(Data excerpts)
⁂

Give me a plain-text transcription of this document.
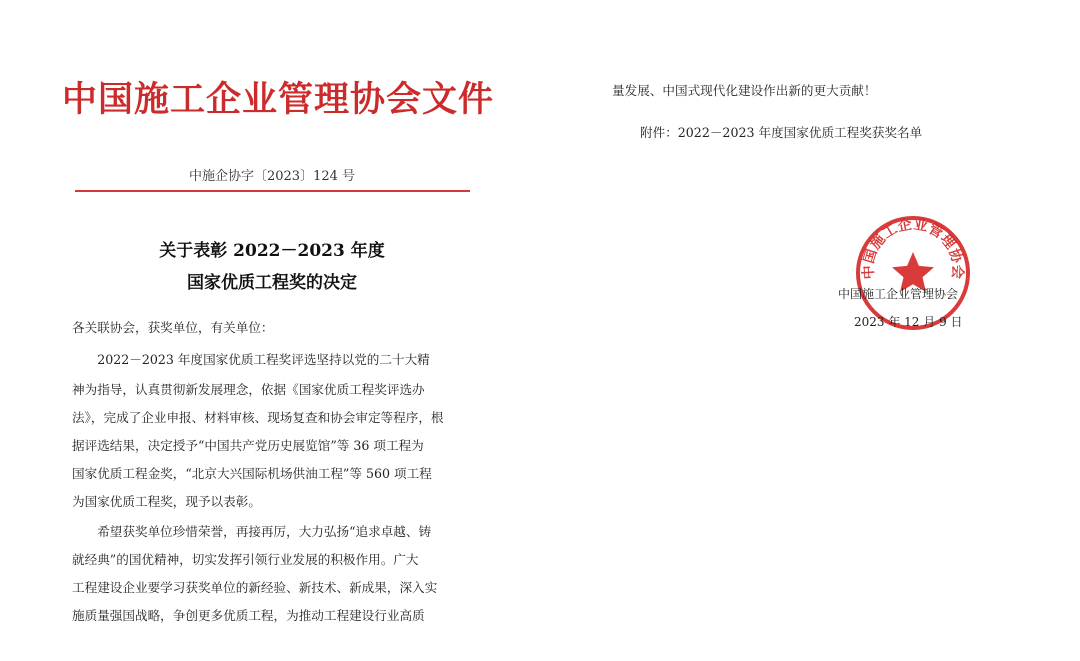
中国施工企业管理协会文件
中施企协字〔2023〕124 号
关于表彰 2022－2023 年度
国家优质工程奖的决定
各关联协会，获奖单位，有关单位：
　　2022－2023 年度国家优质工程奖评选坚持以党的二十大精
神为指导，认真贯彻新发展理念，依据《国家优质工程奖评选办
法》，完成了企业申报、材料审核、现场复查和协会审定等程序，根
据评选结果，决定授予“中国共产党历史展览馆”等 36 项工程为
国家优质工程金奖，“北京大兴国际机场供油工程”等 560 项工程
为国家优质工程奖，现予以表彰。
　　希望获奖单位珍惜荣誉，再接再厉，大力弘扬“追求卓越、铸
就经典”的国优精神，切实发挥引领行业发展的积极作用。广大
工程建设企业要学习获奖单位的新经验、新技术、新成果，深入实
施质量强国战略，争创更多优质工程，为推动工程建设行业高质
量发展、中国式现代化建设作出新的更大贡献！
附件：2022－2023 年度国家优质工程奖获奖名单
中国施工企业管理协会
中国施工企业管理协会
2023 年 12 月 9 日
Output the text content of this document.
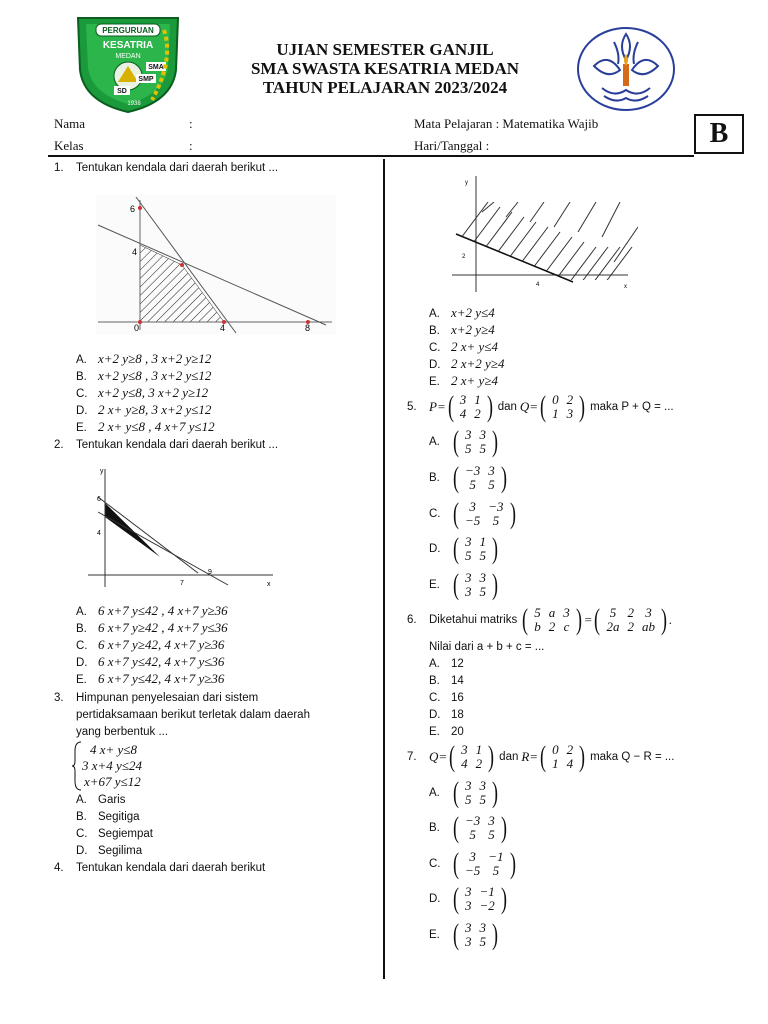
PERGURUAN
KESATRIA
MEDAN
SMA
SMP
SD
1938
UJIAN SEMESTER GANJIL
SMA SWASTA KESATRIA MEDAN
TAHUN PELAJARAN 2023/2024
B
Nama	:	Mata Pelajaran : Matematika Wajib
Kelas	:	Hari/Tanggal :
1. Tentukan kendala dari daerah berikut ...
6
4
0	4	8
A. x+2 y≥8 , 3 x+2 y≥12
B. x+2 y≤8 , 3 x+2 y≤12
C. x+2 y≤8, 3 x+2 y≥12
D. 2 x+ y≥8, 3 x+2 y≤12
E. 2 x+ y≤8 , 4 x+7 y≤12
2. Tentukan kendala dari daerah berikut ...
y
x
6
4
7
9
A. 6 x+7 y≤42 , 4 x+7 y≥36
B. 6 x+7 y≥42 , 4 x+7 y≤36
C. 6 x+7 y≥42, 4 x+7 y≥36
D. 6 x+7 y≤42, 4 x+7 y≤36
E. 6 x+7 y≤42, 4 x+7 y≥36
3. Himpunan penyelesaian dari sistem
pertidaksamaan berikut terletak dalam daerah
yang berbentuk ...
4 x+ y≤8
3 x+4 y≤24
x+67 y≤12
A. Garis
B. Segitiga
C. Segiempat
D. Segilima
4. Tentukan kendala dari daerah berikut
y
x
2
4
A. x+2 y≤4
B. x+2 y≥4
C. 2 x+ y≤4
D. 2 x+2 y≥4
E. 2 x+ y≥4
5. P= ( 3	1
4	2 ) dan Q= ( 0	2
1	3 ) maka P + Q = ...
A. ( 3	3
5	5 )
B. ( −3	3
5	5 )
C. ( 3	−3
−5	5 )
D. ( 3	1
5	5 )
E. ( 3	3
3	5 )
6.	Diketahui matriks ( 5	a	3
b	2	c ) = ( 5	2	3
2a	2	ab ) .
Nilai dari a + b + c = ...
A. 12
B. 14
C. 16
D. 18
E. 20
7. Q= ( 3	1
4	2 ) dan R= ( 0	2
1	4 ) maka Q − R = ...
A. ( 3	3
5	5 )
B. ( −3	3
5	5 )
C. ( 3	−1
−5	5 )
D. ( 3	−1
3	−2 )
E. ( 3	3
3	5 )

⁂

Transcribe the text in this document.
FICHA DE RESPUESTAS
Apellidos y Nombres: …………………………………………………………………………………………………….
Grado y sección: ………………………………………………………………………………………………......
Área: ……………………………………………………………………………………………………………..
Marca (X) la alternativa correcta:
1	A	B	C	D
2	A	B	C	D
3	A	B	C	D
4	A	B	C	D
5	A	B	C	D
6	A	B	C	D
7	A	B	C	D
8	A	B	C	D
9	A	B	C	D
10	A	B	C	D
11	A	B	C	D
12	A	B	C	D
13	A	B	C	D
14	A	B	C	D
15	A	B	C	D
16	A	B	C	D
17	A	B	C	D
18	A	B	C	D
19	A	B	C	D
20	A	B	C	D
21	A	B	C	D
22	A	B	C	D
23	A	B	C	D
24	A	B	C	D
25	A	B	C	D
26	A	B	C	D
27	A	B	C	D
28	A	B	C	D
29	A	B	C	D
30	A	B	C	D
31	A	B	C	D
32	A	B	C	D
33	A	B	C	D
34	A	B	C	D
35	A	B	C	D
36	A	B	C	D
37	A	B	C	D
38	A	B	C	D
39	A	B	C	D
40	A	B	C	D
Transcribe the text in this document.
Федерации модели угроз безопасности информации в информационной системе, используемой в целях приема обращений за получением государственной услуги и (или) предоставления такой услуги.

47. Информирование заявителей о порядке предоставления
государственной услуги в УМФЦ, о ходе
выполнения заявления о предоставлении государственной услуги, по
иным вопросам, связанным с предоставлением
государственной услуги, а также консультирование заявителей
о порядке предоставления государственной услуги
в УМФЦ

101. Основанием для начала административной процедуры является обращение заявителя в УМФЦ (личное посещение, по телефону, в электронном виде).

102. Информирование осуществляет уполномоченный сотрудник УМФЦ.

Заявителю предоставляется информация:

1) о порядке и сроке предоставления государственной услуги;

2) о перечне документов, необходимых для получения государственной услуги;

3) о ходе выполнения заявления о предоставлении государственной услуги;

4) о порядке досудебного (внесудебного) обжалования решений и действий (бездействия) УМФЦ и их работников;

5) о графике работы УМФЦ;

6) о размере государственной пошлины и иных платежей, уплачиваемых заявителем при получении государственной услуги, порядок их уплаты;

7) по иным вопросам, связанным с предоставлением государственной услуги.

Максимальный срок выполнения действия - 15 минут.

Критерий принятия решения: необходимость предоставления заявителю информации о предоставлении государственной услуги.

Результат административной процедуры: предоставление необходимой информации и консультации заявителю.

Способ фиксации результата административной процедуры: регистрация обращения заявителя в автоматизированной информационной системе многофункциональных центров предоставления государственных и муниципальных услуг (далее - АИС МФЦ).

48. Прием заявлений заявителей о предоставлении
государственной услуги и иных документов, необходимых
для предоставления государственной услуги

⁂

Pull out every line of the records that includes the string "предоставлении".

## WORKED ANSWER
выполнения заявления о предоставлении государственной услуги, по
3) о ходе выполнения заявления о предоставлении государственной услуги;
Критерий принятия решения: необходимость предоставления заявителю информации о предоставлении государственной услуги.
48. Прием заявлений заявителей о предоставлении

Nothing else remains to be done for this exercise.